In the copy, include every entry exactly but none of the images.
----- DATA SUPPLIED
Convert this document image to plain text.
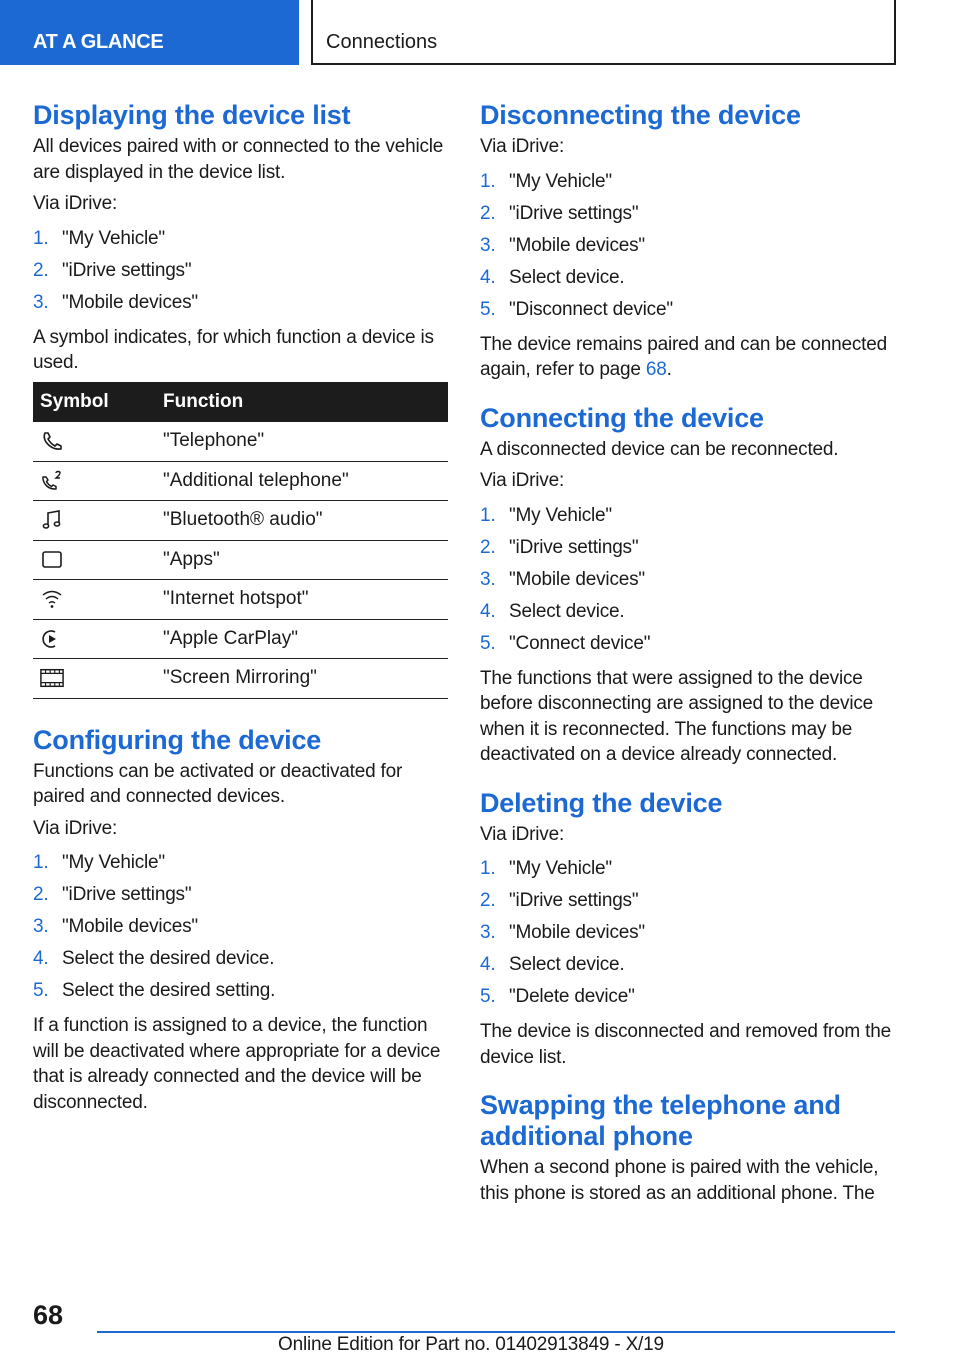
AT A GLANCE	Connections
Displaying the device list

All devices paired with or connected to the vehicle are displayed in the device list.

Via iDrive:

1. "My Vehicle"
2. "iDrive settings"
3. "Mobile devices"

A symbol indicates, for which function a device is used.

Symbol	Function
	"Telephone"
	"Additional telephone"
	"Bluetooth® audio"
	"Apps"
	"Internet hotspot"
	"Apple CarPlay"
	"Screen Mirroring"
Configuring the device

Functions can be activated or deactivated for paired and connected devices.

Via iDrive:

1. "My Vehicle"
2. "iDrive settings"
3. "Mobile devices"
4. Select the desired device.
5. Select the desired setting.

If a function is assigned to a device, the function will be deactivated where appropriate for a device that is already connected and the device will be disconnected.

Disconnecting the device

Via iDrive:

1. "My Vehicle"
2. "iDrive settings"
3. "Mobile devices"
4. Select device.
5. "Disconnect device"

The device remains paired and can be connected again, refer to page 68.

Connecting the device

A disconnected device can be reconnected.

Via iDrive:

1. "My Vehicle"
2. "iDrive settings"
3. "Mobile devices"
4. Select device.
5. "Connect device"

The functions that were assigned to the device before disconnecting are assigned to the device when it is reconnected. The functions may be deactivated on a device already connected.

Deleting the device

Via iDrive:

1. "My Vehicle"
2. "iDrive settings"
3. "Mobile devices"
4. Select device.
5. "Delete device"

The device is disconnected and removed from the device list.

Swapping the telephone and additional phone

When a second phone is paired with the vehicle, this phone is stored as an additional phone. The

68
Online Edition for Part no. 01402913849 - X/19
----------
## TASK OUTPUT
Convert this document image to plain text.
AT A GLANCE	Connections
Displaying the device list

All devices paired with or connected to the vehicle are displayed in the device list.

Via iDrive:

1. "My Vehicle"
2. "iDrive settings"
3. "Mobile devices"

A symbol indicates, for which function a device is used.

Symbol	Function
	"Telephone"
	"Additional telephone"
	"Bluetooth® audio"
	"Apps"
	"Internet hotspot"
	"Apple CarPlay"
	"Screen Mirroring"
Configuring the device

Functions can be activated or deactivated for paired and connected devices.

Via iDrive:

1. "My Vehicle"
2. "iDrive settings"
3. "Mobile devices"
4. Select the desired device.
5. Select the desired setting.

If a function is assigned to a device, the function will be deactivated where appropriate for a device that is already connected and the device will be disconnected.

Disconnecting the device

Via iDrive:

1. "My Vehicle"
2. "iDrive settings"
3. "Mobile devices"
4. Select device.
5. "Disconnect device"

The device remains paired and can be connected again, refer to page 68.

Connecting the device

A disconnected device can be reconnected.

Via iDrive:

1. "My Vehicle"
2. "iDrive settings"
3. "Mobile devices"
4. Select device.
5. "Connect device"

The functions that were assigned to the device before disconnecting are assigned to the device when it is reconnected. The functions may be deactivated on a device already connected.

Deleting the device

Via iDrive:

1. "My Vehicle"
2. "iDrive settings"
3. "Mobile devices"
4. Select device.
5. "Delete device"

The device is disconnected and removed from the device list.

Swapping the telephone and additional phone

When a second phone is paired with the vehicle, this phone is stored as an additional phone. The

68
Online Edition for Part no. 01402913849 - X/19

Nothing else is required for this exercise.